Text provided.

[bksvol-discuss] Re: txt page breaks redux

  • From: Cindy <popularplace@xxxxxxxxx>
  • To: bksvol-discuss@xxxxxxxxxxxxx
  • Date: Tue, 28 Dec 2004 19:40:17 -0800 (PST)

Guido,

That's very interesting. I, too, have the 1660, but of
course I don't have Kurzweil. I think it's Fine Reader
that I ascertained it came with, but I'm not sure.

If I used Image instead of OCR, how would I convert
the images to OCR, or can I not without Kurzweill? I
thought I tried once when I scanned with Image on by
mistake, but I may be wrong.

The computer and scanner are for me like a car -- I
can drive it but I understand little about how it
works, except for all the information you and others
here share. (shamefaced smile)

Cindy

--- Guido Corona <guidoc@xxxxxxxxxx> wrote:

> Cindy,  I am using a lowly EPSON 1660 with the
> Kurzweil 9.02 software.  As 
> I scan at 400 DPI in grayscale,  the OCR engine
> would take a lot longer to 
> recognize if I scanned and recognized pages
> simultaneously.  So I scan 
> images only.  Then I submit the entire stack of
> images for recognition at 
> the end  Recognition will take anything from 20
> minutes to 2 or even three 
> hours,  depnding on the length of the book and the
> degree of difficulty 
> encountered in the reco process.  No skin off my
> back though,  I can do a 
> lot of other things during that time:  my attention
> is not needed.
> 
> As I recall,  books with errors amounting to or less
> than 0.7% are deemed 
> excellent.
> Between 0.7% and 1.5% are 'good'.  Submission with
> more than 1.5% error 
> rate are deemed fair.
> 
> But the reviewer has the opportunity to exercise 
> judgment and override the system evaluation, up or
> down.  If a book seems 
> to have holes with frequent missing or corrupted
> words,  I nuke it,  no 
> matter what the system evaluates, and add a comment
> for the administrator.
> If the book has a bunch of 'the' misspelled as 'die'
> I try to fix them one 
> at a time,  unless I find that to be a thankless
> task when that turns out 
> to be just one aspect of a much bigger problem.

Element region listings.
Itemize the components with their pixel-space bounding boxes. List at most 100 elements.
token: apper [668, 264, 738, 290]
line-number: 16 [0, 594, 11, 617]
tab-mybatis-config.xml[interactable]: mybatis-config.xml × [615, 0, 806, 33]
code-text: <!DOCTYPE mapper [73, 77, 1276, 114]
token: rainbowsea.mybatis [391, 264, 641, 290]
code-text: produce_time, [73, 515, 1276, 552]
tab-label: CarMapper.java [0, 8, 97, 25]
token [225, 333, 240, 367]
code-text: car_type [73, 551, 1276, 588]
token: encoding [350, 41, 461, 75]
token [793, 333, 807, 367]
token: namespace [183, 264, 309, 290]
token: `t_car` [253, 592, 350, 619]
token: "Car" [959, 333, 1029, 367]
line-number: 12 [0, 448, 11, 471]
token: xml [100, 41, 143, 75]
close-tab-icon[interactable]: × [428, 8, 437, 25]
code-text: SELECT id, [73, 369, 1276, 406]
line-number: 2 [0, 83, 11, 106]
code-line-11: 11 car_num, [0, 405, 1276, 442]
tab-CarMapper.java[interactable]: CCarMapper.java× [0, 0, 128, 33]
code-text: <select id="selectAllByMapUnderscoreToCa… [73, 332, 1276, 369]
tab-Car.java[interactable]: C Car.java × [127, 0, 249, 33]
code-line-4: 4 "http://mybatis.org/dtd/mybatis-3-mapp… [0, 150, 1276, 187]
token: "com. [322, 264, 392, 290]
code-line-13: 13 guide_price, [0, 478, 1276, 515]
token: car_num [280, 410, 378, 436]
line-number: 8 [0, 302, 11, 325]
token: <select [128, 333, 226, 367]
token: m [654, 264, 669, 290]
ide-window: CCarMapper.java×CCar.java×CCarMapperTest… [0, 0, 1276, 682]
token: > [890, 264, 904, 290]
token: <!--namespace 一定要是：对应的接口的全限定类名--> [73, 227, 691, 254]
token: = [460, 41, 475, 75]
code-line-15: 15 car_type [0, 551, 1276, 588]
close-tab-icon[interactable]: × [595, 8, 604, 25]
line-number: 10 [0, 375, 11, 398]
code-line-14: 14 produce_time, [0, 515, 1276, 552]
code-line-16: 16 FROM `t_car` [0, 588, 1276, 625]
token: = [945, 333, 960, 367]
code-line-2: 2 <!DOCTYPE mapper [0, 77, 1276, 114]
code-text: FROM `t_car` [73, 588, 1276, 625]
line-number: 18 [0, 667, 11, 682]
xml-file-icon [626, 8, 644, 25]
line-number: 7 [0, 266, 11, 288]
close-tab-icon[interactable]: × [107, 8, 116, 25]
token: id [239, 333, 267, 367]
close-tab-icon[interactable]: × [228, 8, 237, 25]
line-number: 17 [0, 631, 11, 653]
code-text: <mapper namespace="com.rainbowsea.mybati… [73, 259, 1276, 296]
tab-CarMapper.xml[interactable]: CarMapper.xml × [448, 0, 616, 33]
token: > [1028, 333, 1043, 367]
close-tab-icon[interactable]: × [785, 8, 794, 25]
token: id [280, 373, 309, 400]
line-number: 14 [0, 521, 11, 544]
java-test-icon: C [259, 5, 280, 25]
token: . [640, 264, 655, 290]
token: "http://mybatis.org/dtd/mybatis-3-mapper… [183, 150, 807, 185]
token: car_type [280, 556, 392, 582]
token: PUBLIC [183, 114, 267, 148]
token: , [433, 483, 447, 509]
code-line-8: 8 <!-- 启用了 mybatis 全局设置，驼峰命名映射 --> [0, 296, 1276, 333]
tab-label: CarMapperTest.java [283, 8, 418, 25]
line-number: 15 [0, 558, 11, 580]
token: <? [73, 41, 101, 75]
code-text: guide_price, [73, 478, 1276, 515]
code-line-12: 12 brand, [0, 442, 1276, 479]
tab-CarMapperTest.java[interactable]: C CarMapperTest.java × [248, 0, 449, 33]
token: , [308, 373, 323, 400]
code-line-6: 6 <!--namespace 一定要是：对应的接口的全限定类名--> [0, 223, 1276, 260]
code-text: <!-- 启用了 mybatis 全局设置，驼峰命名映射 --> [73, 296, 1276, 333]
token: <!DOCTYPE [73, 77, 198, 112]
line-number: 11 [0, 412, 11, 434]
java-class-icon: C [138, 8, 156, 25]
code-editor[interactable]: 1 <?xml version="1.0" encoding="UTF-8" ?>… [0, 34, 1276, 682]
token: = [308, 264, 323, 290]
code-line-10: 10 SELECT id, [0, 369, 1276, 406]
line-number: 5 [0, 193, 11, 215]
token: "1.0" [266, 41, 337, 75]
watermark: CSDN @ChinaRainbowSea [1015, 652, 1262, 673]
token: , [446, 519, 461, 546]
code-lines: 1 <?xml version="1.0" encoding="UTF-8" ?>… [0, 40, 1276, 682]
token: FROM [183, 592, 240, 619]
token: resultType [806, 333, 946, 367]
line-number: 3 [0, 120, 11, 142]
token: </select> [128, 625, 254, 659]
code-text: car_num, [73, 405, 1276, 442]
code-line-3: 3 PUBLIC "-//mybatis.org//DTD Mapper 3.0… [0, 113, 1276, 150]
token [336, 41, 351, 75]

Objective 1. In the forum thread, what resolution and color mode does Guido use when scanning?
Objective 2. Write out the forum thread's passage from "If I used Image" up to and including "may be wrong.".

Correct result 1. 400 DPI in grayscale.

Correct result 2.
If I used Image instead of OCR, how would I convert
the images to OCR, or can I not without Kurzweill? I
thought I tried once when I scanned with Image on by
mistake, but I may be wrong.